- Provided records -
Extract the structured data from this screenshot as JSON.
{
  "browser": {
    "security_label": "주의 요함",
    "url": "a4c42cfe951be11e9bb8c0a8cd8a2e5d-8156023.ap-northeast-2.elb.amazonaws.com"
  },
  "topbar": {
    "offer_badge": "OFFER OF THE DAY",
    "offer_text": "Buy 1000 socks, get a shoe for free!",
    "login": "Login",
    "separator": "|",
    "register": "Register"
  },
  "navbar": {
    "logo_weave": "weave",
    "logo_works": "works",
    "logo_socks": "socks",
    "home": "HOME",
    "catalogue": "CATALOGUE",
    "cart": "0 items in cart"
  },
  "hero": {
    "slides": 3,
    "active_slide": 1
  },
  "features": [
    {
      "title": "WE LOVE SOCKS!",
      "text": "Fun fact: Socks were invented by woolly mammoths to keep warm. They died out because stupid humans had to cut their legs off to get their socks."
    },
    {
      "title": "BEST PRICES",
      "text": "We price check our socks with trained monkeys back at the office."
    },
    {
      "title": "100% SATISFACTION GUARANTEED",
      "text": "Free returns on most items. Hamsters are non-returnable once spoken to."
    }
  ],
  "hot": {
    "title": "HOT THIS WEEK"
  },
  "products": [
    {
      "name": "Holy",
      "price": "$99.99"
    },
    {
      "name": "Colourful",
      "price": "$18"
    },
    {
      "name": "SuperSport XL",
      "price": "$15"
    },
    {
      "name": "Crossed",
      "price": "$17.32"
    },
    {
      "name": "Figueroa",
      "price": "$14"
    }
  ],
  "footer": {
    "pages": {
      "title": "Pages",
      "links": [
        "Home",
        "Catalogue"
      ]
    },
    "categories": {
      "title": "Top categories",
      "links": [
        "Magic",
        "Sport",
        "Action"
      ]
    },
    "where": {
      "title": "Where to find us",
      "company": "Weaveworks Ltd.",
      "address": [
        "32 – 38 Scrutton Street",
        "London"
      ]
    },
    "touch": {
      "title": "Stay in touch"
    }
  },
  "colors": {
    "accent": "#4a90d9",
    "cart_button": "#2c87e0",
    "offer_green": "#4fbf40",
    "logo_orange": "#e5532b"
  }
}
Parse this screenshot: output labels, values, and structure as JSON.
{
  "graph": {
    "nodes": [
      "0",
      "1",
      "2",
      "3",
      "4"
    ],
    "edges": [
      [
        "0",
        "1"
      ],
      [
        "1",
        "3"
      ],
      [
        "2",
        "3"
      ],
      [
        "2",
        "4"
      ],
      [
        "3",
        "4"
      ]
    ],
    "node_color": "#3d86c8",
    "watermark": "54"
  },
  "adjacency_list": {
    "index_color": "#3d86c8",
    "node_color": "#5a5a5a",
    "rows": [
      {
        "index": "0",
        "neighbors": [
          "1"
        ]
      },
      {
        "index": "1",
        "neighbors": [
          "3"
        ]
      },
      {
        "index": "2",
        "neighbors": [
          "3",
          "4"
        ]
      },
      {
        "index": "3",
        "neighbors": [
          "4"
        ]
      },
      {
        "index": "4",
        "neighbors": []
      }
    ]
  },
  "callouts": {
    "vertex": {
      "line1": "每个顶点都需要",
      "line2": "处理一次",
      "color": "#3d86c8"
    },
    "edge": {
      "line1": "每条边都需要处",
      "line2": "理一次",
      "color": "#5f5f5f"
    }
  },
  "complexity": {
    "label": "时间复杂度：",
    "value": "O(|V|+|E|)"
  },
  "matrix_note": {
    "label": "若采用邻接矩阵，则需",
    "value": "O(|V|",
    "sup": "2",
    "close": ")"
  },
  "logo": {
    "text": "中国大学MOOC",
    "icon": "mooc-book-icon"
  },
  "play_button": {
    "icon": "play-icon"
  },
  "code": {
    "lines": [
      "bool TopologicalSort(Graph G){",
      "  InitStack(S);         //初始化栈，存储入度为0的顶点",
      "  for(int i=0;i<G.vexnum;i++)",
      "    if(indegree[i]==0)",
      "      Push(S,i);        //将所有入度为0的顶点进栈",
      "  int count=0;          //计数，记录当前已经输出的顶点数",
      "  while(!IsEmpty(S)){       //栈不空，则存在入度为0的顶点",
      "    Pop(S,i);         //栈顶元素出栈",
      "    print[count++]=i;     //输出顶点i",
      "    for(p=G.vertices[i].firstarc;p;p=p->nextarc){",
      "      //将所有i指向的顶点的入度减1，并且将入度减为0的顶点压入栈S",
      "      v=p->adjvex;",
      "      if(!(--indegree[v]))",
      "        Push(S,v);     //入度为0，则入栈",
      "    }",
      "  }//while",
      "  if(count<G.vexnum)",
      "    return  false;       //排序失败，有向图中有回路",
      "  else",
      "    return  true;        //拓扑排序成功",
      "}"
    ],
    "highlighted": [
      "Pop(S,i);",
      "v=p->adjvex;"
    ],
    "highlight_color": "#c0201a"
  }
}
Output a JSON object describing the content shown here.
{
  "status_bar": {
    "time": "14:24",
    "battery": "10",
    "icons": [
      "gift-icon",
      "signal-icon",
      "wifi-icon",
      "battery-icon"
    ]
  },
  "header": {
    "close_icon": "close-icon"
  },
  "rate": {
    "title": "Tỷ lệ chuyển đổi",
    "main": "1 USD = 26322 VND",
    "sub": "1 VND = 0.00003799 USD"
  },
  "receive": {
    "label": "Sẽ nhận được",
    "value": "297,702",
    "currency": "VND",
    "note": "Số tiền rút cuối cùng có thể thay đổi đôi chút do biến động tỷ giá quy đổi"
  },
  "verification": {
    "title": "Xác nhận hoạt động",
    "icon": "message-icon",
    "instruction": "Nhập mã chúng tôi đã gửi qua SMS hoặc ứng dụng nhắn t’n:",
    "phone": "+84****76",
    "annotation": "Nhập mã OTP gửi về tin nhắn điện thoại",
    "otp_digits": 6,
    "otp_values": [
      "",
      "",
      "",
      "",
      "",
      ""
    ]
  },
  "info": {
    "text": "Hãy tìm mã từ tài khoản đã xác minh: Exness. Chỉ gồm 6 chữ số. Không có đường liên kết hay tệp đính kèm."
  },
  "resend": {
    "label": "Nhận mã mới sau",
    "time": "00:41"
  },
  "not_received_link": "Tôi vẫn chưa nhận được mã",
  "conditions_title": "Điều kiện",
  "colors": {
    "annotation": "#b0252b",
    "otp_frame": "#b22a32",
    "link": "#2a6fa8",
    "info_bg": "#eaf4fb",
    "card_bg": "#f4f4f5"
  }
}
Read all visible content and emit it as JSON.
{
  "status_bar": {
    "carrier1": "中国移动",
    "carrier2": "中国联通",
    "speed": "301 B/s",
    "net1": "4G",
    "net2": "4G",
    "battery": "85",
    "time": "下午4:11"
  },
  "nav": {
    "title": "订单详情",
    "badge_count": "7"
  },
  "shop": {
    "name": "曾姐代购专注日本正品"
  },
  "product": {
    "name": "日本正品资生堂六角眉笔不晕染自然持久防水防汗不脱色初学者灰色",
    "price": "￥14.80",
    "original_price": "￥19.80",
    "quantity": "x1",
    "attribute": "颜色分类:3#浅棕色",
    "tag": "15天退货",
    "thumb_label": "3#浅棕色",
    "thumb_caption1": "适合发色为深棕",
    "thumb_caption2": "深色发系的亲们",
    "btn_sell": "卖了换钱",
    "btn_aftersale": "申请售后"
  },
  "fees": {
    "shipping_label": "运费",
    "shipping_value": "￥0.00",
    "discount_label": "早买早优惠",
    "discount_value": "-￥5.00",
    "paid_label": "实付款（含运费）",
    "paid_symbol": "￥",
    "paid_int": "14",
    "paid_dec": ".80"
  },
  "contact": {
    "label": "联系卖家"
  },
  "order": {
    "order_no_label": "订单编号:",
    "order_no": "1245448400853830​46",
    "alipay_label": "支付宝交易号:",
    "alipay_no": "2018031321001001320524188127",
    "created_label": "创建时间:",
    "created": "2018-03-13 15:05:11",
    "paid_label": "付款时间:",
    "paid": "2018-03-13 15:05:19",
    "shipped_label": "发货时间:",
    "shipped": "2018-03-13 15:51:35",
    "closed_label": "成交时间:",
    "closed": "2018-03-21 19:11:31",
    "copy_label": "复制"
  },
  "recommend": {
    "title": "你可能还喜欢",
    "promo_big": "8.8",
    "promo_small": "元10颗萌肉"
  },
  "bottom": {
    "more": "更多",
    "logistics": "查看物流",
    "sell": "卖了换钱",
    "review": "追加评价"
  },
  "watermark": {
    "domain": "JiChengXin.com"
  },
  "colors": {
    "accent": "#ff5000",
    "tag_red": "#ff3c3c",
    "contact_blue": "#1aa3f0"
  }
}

- Exercise task -
Where a line above contains the string "JSON", copy that line.

- Response -
Extract the structured data from this screenshot as JSON.
Parse this screenshot: output labels, values, and structure as JSON.
Output a JSON object describing the content shown here.
Read all visible content and emit it as JSON.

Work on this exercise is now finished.